Entries from a dataset:
........
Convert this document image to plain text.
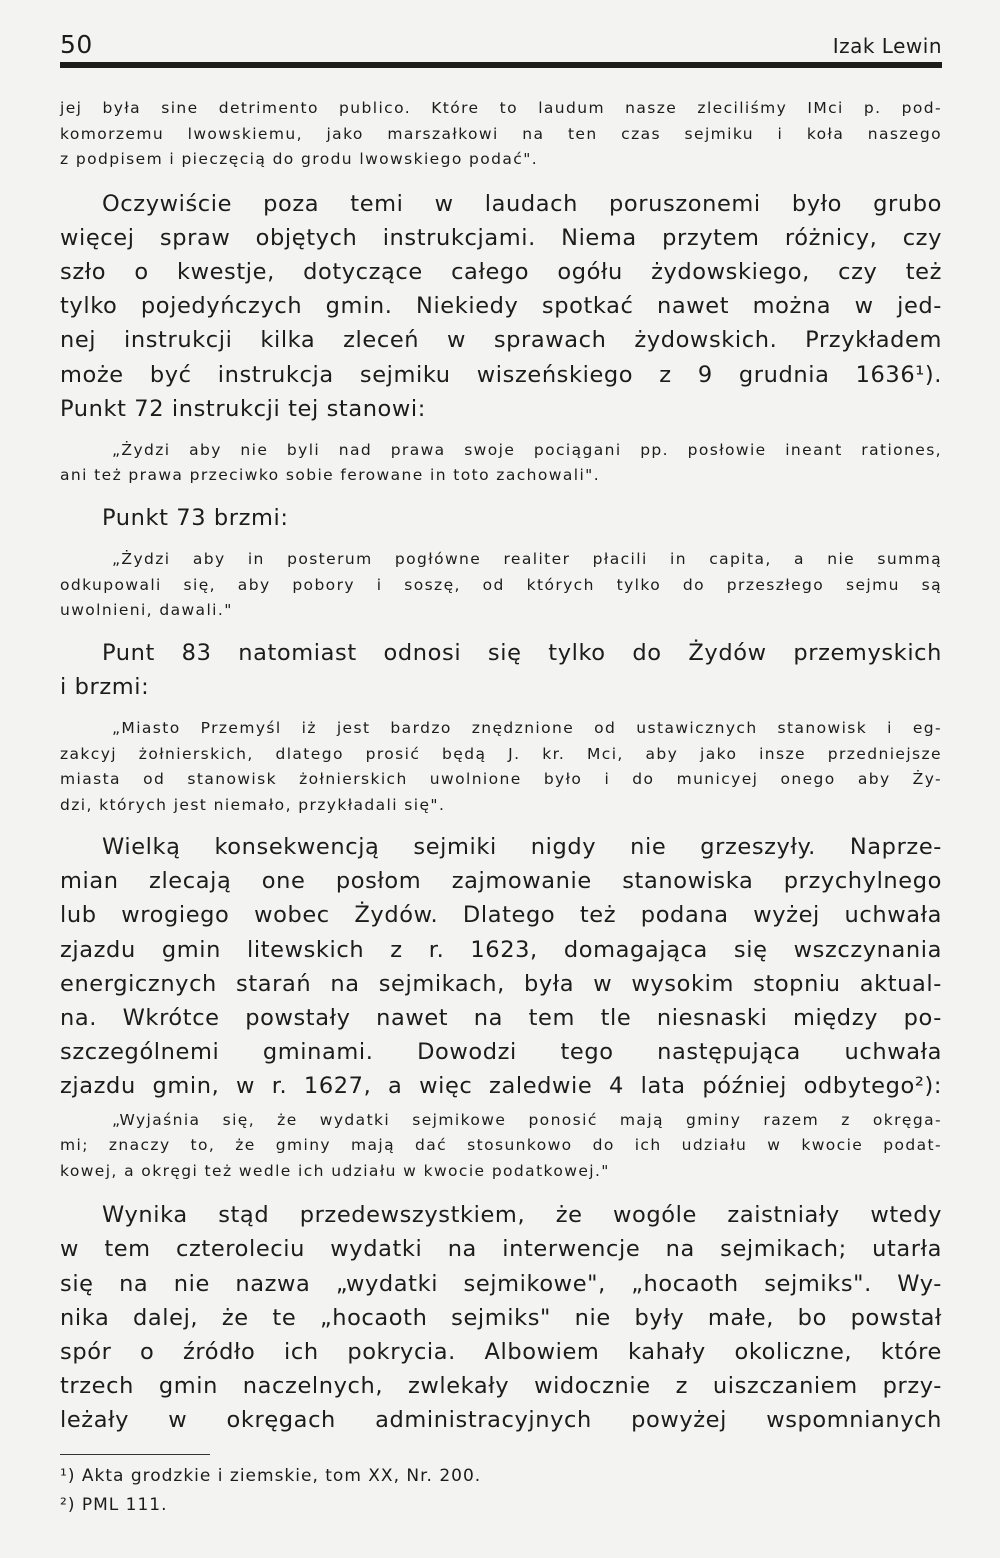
50	Izak Lewin
jej była sine detrimento publico. Które to laudum nasze zleciliśmy IMci p. pod-
komorzemu lwowskiemu, jako marszałkowi na ten czas sejmiku i koła naszego
z podpisem i pieczęcią do grodu lwowskiego podać".
Oczywiście poza temi w laudach poruszonemi było grubo
więcej spraw objętych instrukcjami. Niema przytem różnicy, czy
szło o kwestje, dotyczące całego ogółu żydowskiego, czy też
tylko pojedyńczych gmin. Niekiedy spotkać nawet można w jed-
nej instrukcji kilka zleceń w sprawach żydowskich. Przykładem
może być instrukcja sejmiku wiszeńskiego z 9 grudnia 1636¹).
Punkt 72 instrukcji tej stanowi:
„Żydzi aby nie byli nad prawa swoje pociągani pp. posłowie ineant rationes,
ani też prawa przeciwko sobie ferowane in toto zachowali".
Punkt 73 brzmi:
„Żydzi aby in posterum pogłówne realiter płacili in capita, a nie summą
odkupowali się, aby pobory i soszę, od których tylko do przeszłego sejmu są
uwolnieni, dawali."
Punt 83 natomiast odnosi się tylko do Żydów przemyskich
i brzmi:
„Miasto Przemyśl iż jest bardzo znędznione od ustawicznych stanowisk i eg-
zakcyj żołnierskich, dlatego prosić będą J. kr. Mci, aby jako insze przedniejsze
miasta od stanowisk żołnierskich uwolnione było i do municyej onego aby Ży-
dzi, których jest niemało, przykładali się".
Wielką konsekwencją sejmiki nigdy nie grzeszyły. Naprze-
mian zlecają one posłom zajmowanie stanowiska przychylnego
lub wrogiego wobec Żydów. Dlatego też podana wyżej uchwała
zjazdu gmin litewskich z r. 1623, domagająca się wszczynania
energicznych starań na sejmikach, była w wysokim stopniu aktual-
na. Wkrótce powstały nawet na tem tle niesnaski między po-
szczególnemi gminami. Dowodzi tego następująca uchwała
zjazdu gmin, w r. 1627, a więc zaledwie 4 lata później odbytego²):
„Wyjaśnia się, że wydatki sejmikowe ponosić mają gminy razem z okręga-
mi; znaczy to, że gminy mają dać stosunkowo do ich udziału w kwocie podat-
kowej, a okręgi też wedle ich udziału w kwocie podatkowej."
Wynika stąd przedewszystkiem, że wogóle zaistniały wtedy
w tem czteroleciu wydatki na interwencje na sejmikach; utarła
się na nie nazwa „wydatki sejmikowe", „hocaoth sejmiks". Wy-
nika dalej, że te „hocaoth sejmiks" nie były małe, bo powstał
spór o źródło ich pokrycia. Albowiem kahały okoliczne, które
trzech gmin naczelnych, zwlekały widocznie z uiszczaniem przy-
leżały w okręgach administracyjnych powyżej wspomnianych
¹) Akta grodzkie i ziemskie, tom XX, Nr. 200.
²) PML 111.
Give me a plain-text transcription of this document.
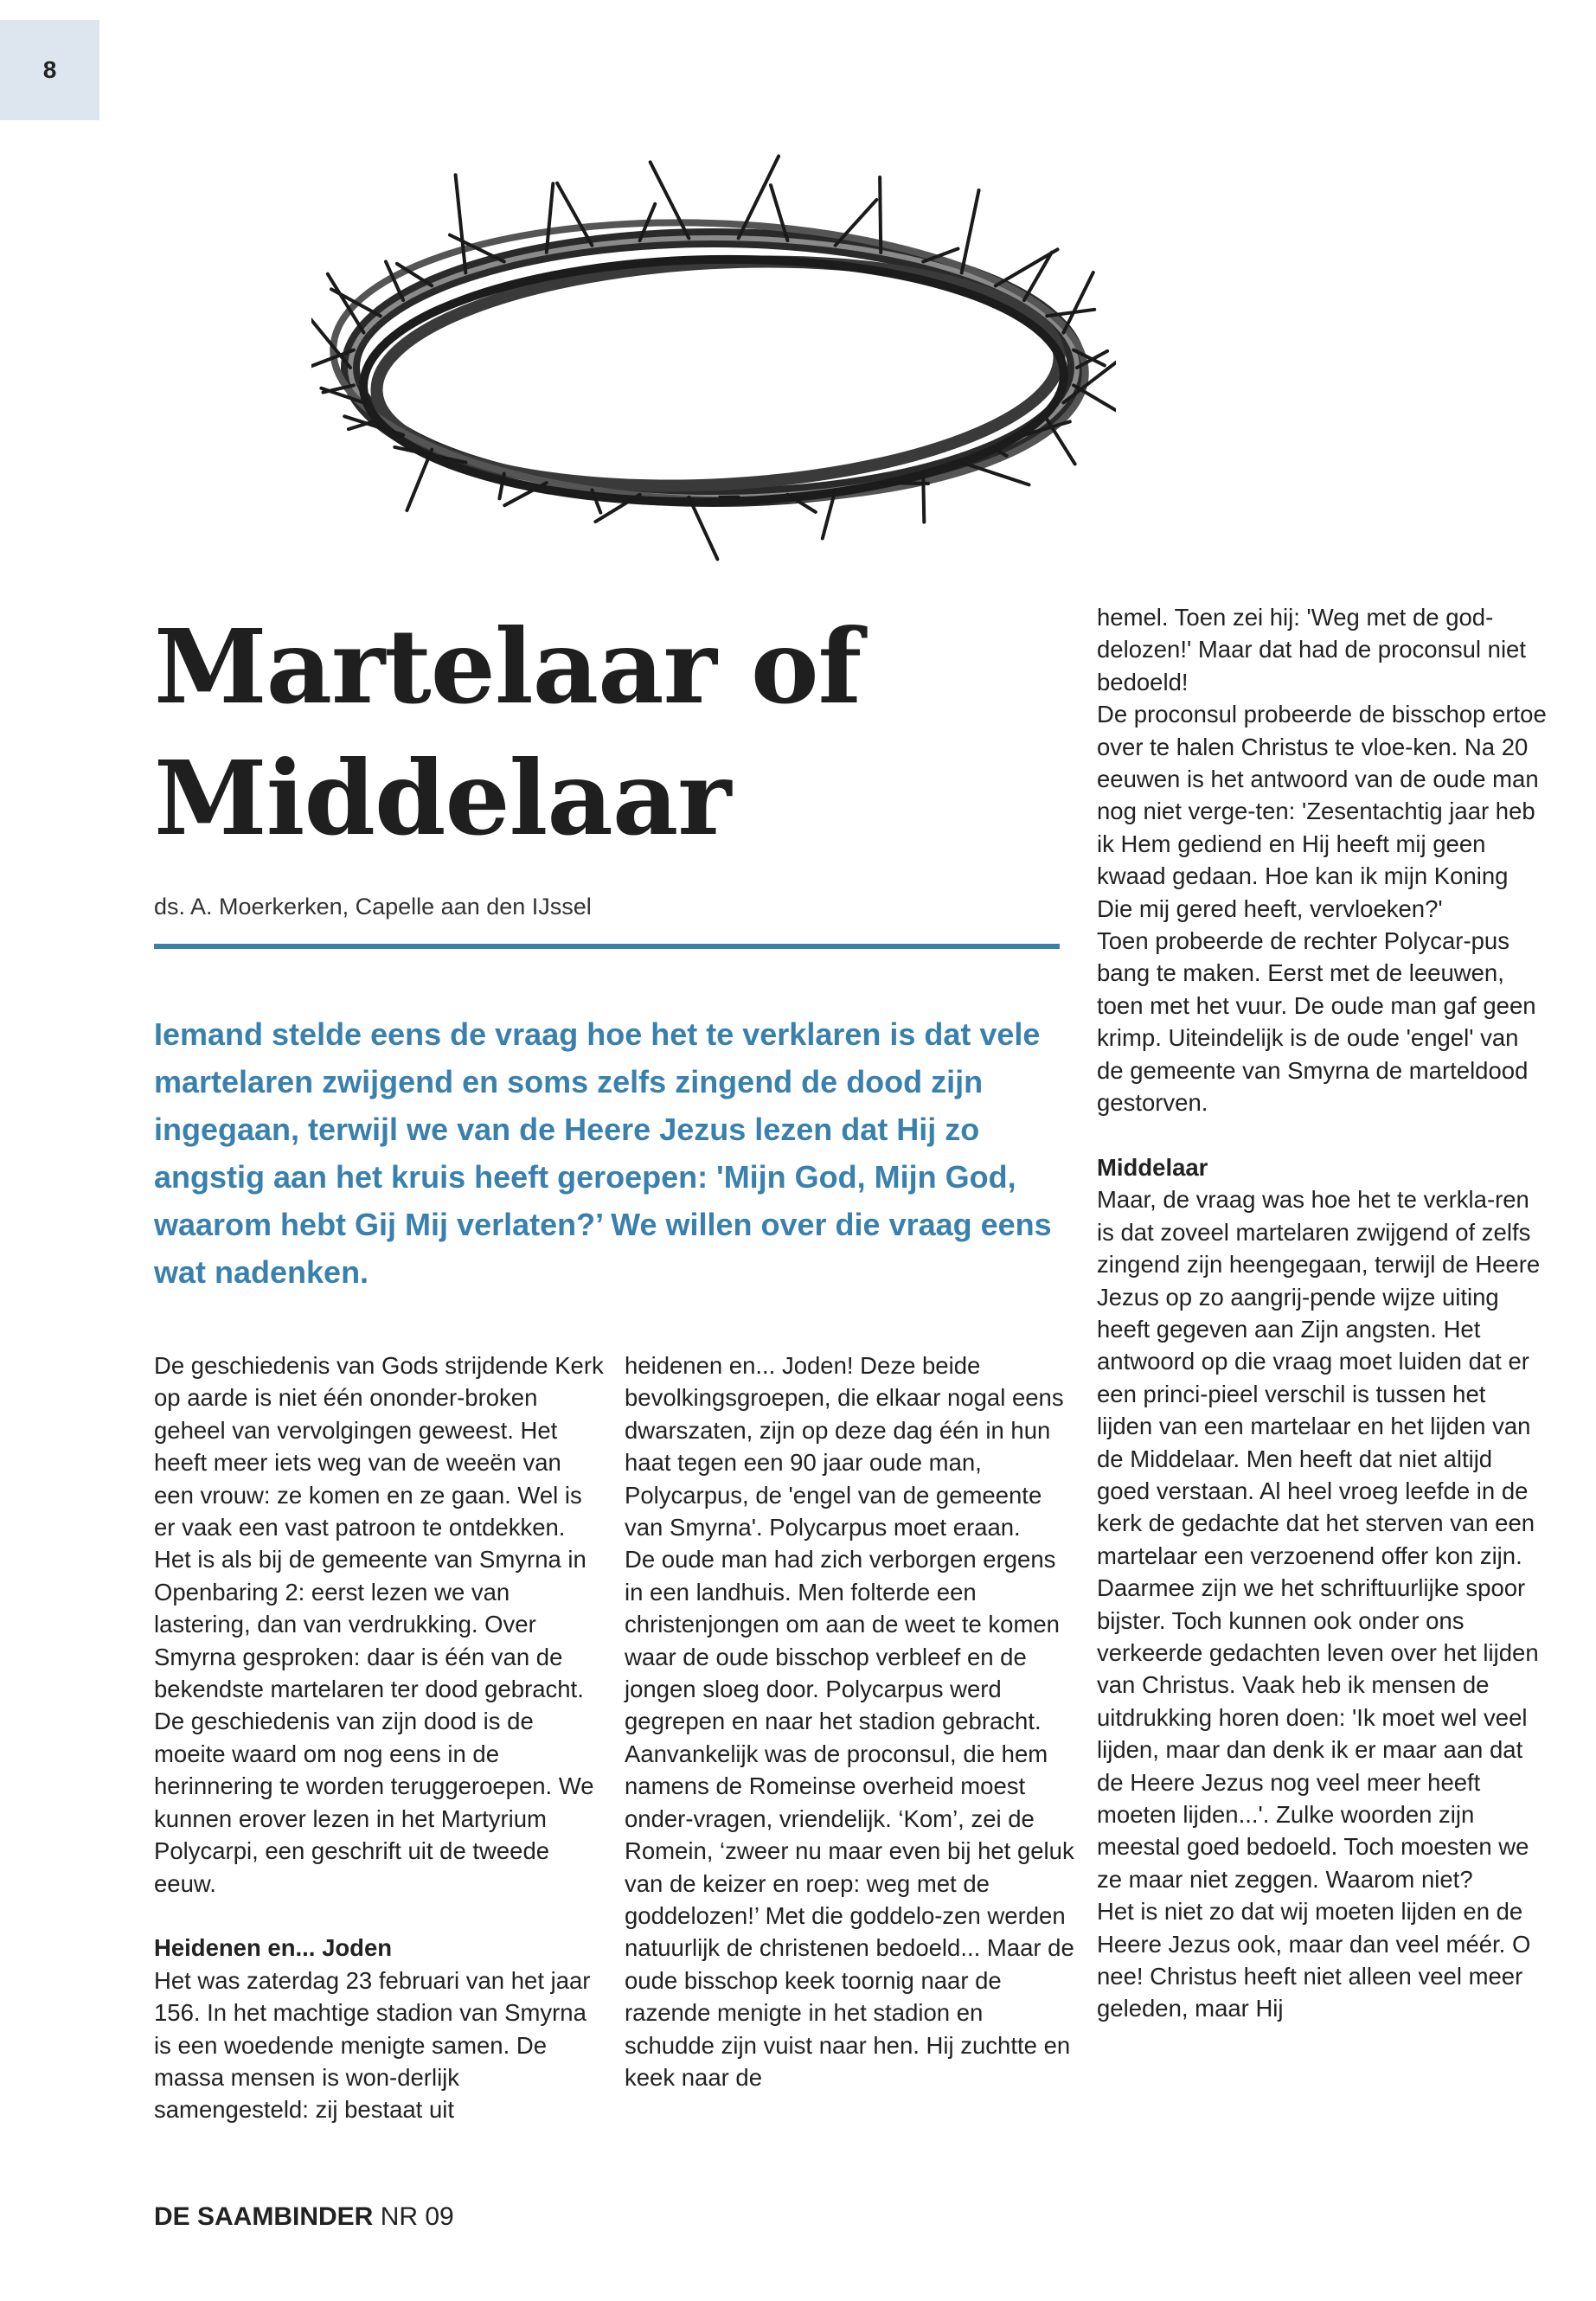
8
Martelaar of
Middelaar
ds. A. Moerkerken, Capelle aan den IJssel

Iemand stelde eens de vraag hoe het te verklaren is dat vele martelaren zwijgend en soms zelfs zingend de dood zijn ingegaan, terwijl we van de Heere Jezus lezen dat Hij zo angstig aan het kruis heeft geroepen: 'Mijn God, Mijn God, waarom hebt Gij Mij verlaten?’ We willen over die vraag eens wat nadenken.

De geschiedenis van Gods strijdende Kerk op aarde is niet één ononder-broken geheel van vervolgingen geweest. Het heeft meer iets weg van de weeën van een vrouw: ze komen en ze gaan. Wel is er vaak een vast patroon te ontdekken. Het is als bij de gemeente van Smyrna in Openbaring 2: eerst lezen we van lastering, dan van verdrukking. Over Smyrna gesproken: daar is één van de bekendste martelaren ter dood gebracht. De geschiedenis van zijn dood is de moeite waard om nog eens in de herinnering te worden teruggeroepen. We kunnen erover lezen in het Martyrium Polycarpi, een geschrift uit de tweede eeuw.

Heidenen en... Joden

Het was zaterdag 23 februari van het jaar 156. In het machtige stadion van Smyrna is een woedende menigte samen. De massa mensen is won-derlijk samengesteld: zij bestaat uit

heidenen en... Joden! Deze beide bevolkingsgroepen, die elkaar nogal eens dwarszaten, zijn op deze dag één in hun haat tegen een 90 jaar oude man, Polycarpus, de 'engel van de gemeente van Smyrna'. Polycarpus moet eraan.

De oude man had zich verborgen ergens in een landhuis. Men folterde een christenjongen om aan de weet te komen waar de oude bisschop verbleef en de jongen sloeg door. Polycarpus werd gegrepen en naar het stadion gebracht. Aanvankelijk was de proconsul, die hem namens de Romeinse overheid moest onder-vragen, vriendelijk. ‘Kom’, zei de Romein, ‘zweer nu maar even bij het geluk van de keizer en roep: weg met de goddelozen!’ Met die goddelo-zen werden natuurlijk de christenen bedoeld... Maar de oude bisschop keek toornig naar de razende menigte in het stadion en schudde zijn vuist naar hen. Hij zuchtte en keek naar de

hemel. Toen zei hij: 'Weg met de god-delozen!' Maar dat had de proconsul niet bedoeld!

De proconsul probeerde de bisschop ertoe over te halen Christus te vloe-ken. Na 20 eeuwen is het antwoord van de oude man nog niet verge-ten: 'Zesentachtig jaar heb ik Hem gediend en Hij heeft mij geen kwaad gedaan. Hoe kan ik mijn Koning Die mij gered heeft, vervloeken?'

Toen probeerde de rechter Polycar-pus bang te maken. Eerst met de leeuwen, toen met het vuur. De oude man gaf geen krimp. Uiteindelijk is de oude 'engel' van de gemeente van Smyrna de marteldood gestorven.

Middelaar

Maar, de vraag was hoe het te verkla-ren is dat zoveel martelaren zwijgend of zelfs zingend zijn heengegaan, terwijl de Heere Jezus op zo aangrij-pende wijze uiting heeft gegeven aan Zijn angsten. Het antwoord op die vraag moet luiden dat er een princi-pieel verschil is tussen het lijden van een martelaar en het lijden van de Middelaar. Men heeft dat niet altijd goed verstaan. Al heel vroeg leefde in de kerk de gedachte dat het sterven van een martelaar een verzoenend offer kon zijn. Daarmee zijn we het schriftuurlijke spoor bijster. Toch kunnen ook onder ons verkeerde gedachten leven over het lijden van Christus. Vaak heb ik mensen de uitdrukking horen doen: 'Ik moet wel veel lijden, maar dan denk ik er maar aan dat de Heere Jezus nog veel meer heeft moeten lijden...'. Zulke woorden zijn meestal goed bedoeld. Toch moesten we ze maar niet zeggen. Waarom niet?

Het is niet zo dat wij moeten lijden en de Heere Jezus ook, maar dan veel méér. O nee! Christus heeft niet alleen veel meer geleden, maar Hij

DE SAAMBINDER NR 09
........
Copy each line from the data above that includes "zwijgend".

◆ **FULL OUTPUT**:
Iemand stelde eens de vraag hoe het te verklaren is dat vele martelaren zwijgend en soms zelfs zingend de dood zijn ingegaan, terwijl we van de Heere Jezus lezen dat Hij zo angstig aan het kruis heeft geroepen: 'Mijn God, Mijn God, waarom hebt Gij Mij verlaten?’ We willen over die vraag eens wat nadenken.
Maar, de vraag was hoe het te verkla-ren is dat zoveel martelaren zwijgend of zelfs zingend zijn heengegaan, terwijl de Heere Jezus op zo aangrij-pende wijze uiting heeft gegeven aan Zijn angsten. Het antwoord op die vraag moet luiden dat er een princi-pieel verschil is tussen het lijden van een martelaar en het lijden van de Middelaar. Men heeft dat niet altijd goed verstaan. Al heel vroeg leefde in de kerk de gedachte dat het sterven van een martelaar een verzoenend offer kon zijn. Daarmee zijn we het schriftuurlijke spoor bijster. Toch kunnen ook onder ons verkeerde gedachten leven over het lijden van Christus. Vaak heb ik mensen de uitdrukking horen doen: 'Ik moet wel veel lijden, maar dan denk ik er maar aan dat de Heere Jezus nog veel meer heeft moeten lijden...'. Zulke woorden zijn meestal goed bedoeld. Toch moesten we ze maar niet zeggen. Waarom niet?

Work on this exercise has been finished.